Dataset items

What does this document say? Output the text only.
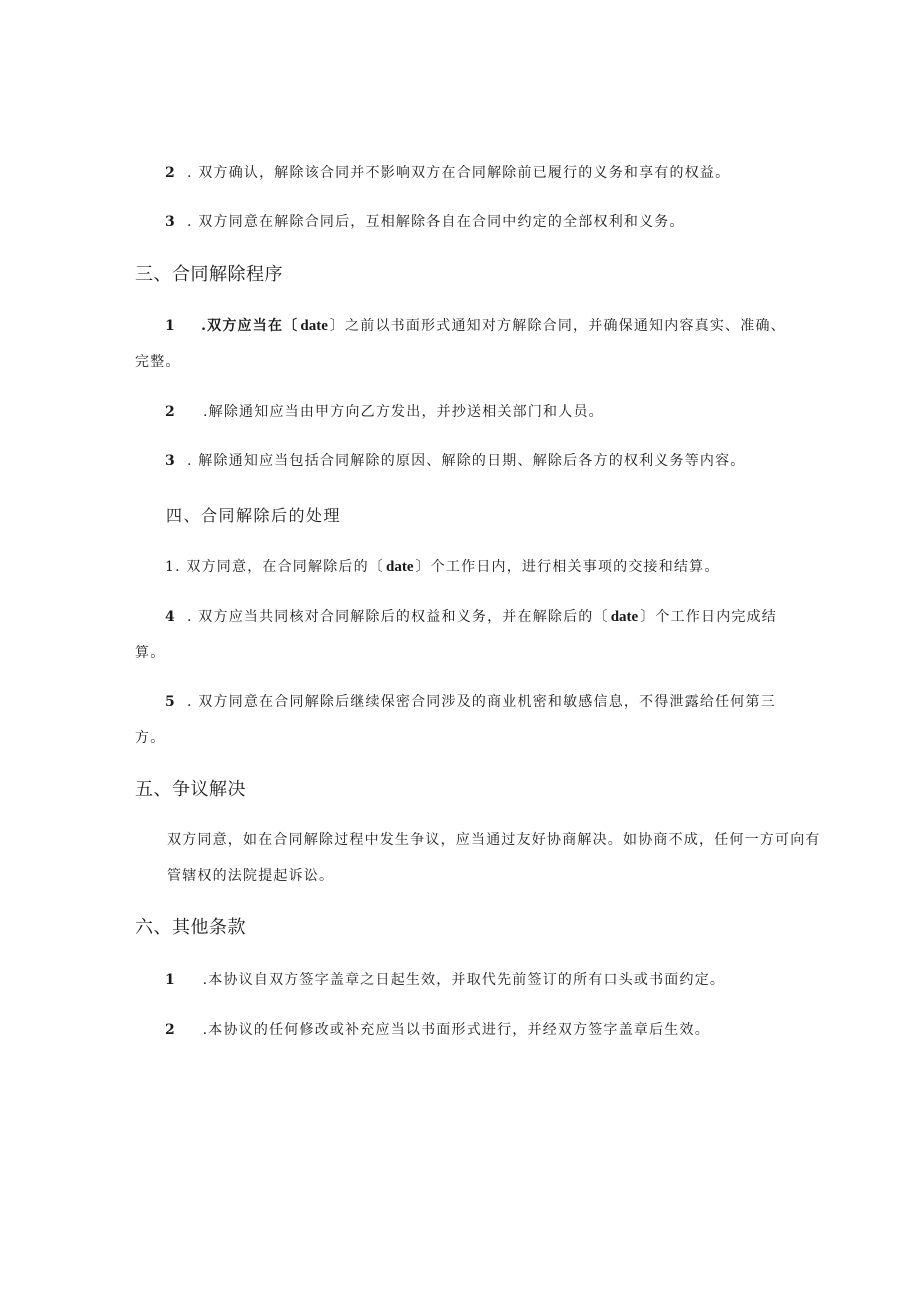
2 . 双方确认，解除该合同并不影响双方在合同解除前已履行的义务和享有的权益。
3 . 双方同意在解除合同后，互相解除各自在合同中约定的全部权利和义务。
三、合同解除程序
1 .双方应当在〔 date 〕之前以书面形式通知对方解除合同，并确保通知内容真实、准确、完整。
2 .解除通知应当由甲方向乙方发出，并抄送相关部门和人员。
3 . 解除通知应当包括合同解除的原因、解除的日期、解除后各方的权利义务等内容。
四、合同解除后的处理
1. 双方同意，在合同解除后的〔 date 〕个工作日内，进行相关事项的交接和结算。
4 . 双方应当共同核对合同解除后的权益和义务，并在解除后的〔 date 〕个工作日内完成结算。
5 . 双方同意在合同解除后继续保密合同涉及的商业机密和敏感信息，不得泄露给任何第三方。
五、争议解决
双方同意，如在合同解除过程中发生争议，应当通过友好协商解决。如协商不成，任何一方可向有管辖权的法院提起诉讼。
六、其他条款
1 .本协议自双方签字盖章之日起生效，并取代先前签订的所有口头或书面约定。
2 .本协议的任何修改或补充应当以书面形式进行，并经双方签字盖章后生效。
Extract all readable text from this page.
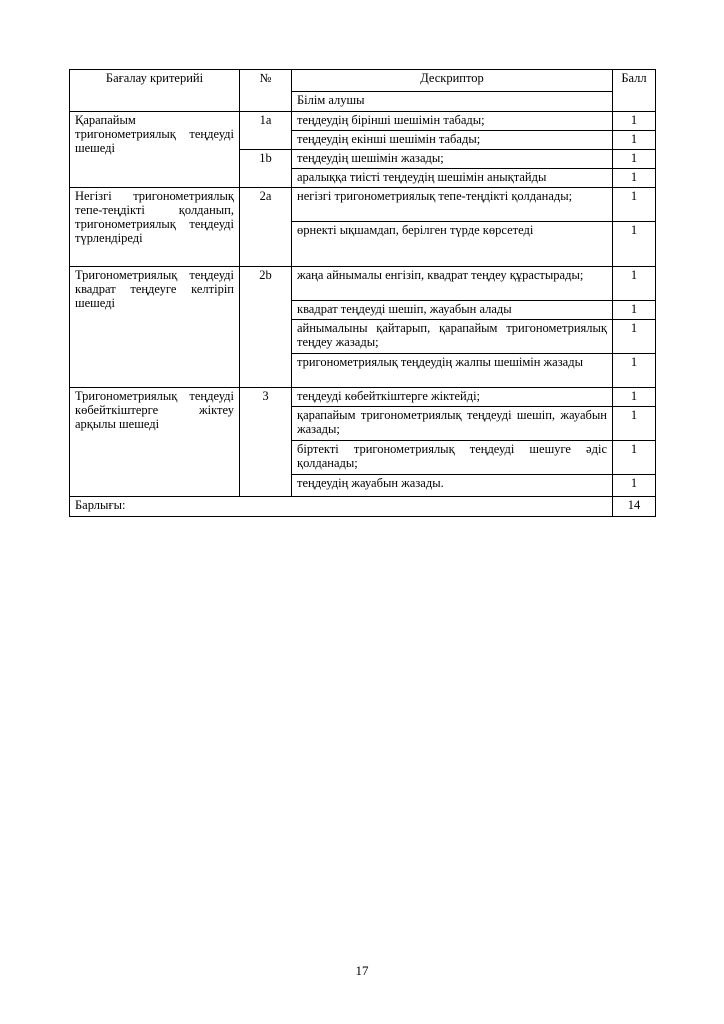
Бағалау критерийі	№	Дескриптор	Балл
		Білім алушы	
Қарапайым тригонометриялық теңдеуді шешеді	1a	теңдеудің бірінші шешімін табады;	1
		теңдеудің екінші шешімін табады;	1
	1b	теңдеудің шешімін жазады;	1
		аралыққа тиісті теңдеудің шешімін анықтайды	1
Негізгі тригонометриялық тепе-теңдікті қолданып, тригонометриялық теңдеуді түрлендіреді	2a	негізгі тригонометриялық тепе-теңдікті қолданады;	1
		өрнекті ықшамдап, берілген түрде көрсетеді	1
Тригонометриялық теңдеуді квадрат теңдеуге келтіріп шешеді	2b	жаңа айнымалы енгізіп, квадрат теңдеу құрастырады;	1
		квадрат теңдеуді шешіп, жауабын алады	1
		айнымалыны қайтарып, қарапайым тригонометриялық теңдеу жазады;	1
		тригонометриялық теңдеудің жалпы шешімін жазады	1
Тригонометриялық теңдеуді көбейткіштерге жіктеу арқылы шешеді	3	теңдеуді көбейткіштерге жіктейді;	1
		қарапайым тригонометриялық теңдеуді шешіп, жауабын жазады;	1
		біртекті тригонометриялық теңдеуді шешуге әдіс қолданады;	1
		теңдеудің жауабын жазады.	1
Барлығы:			14
17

Challenge:
Repeat the material above in full and exactly, omitting the pictures.

Output of the task:
What does this document say? Output the text only.
2 . 双方确认，解除该合同并不影响双方在合同解除前已履行的义务和享有的权益。
3 . 双方同意在解除合同后，互相解除各自在合同中约定的全部权利和义务。
三、合同解除程序
1 .双方应当在〔 date 〕之前以书面形式通知对方解除合同，并确保通知内容真实、准确、完整。
2 .解除通知应当由甲方向乙方发出，并抄送相关部门和人员。
3 . 解除通知应当包括合同解除的原因、解除的日期、解除后各方的权利义务等内容。
四、合同解除后的处理
1. 双方同意，在合同解除后的〔 date 〕个工作日内，进行相关事项的交接和结算。
4 . 双方应当共同核对合同解除后的权益和义务，并在解除后的〔 date 〕个工作日内完成结算。
5 . 双方同意在合同解除后继续保密合同涉及的商业机密和敏感信息，不得泄露给任何第三方。
五、争议解决
双方同意，如在合同解除过程中发生争议，应当通过友好协商解决。如协商不成，任何一方可向有管辖权的法院提起诉讼。
六、其他条款
1 .本协议自双方签字盖章之日起生效，并取代先前签订的所有口头或书面约定。
2 .本协议的任何修改或补充应当以书面形式进行，并经双方签字盖章后生效。
Extract all readable text from this page.
Бағалау критерийі	№	Дескриптор	Балл
		Білім алушы	
Қарапайым тригонометриялық теңдеуді шешеді	1a	теңдеудің бірінші шешімін табады;	1
		теңдеудің екінші шешімін табады;	1
	1b	теңдеудің шешімін жазады;	1
		аралыққа тиісті теңдеудің шешімін анықтайды	1
Негізгі тригонометриялық тепе-теңдікті қолданып, тригонометриялық теңдеуді түрлендіреді	2a	негізгі тригонометриялық тепе-теңдікті қолданады;	1
		өрнекті ықшамдап, берілген түрде көрсетеді	1
Тригонометриялық теңдеуді квадрат теңдеуге келтіріп шешеді	2b	жаңа айнымалы енгізіп, квадрат теңдеу құрастырады;	1
		квадрат теңдеуді шешіп, жауабын алады	1
		айнымалыны қайтарып, қарапайым тригонометриялық теңдеу жазады;	1
		тригонометриялық теңдеудің жалпы шешімін жазады	1
Тригонометриялық теңдеуді көбейткіштерге жіктеу арқылы шешеді	3	теңдеуді көбейткіштерге жіктейді;	1
		қарапайым тригонометриялық теңдеуді шешіп, жауабын жазады;	1
		біртекті тригонометриялық теңдеуді шешуге әдіс қолданады;	1
		теңдеудің жауабын жазады.	1
Барлығы:			14
17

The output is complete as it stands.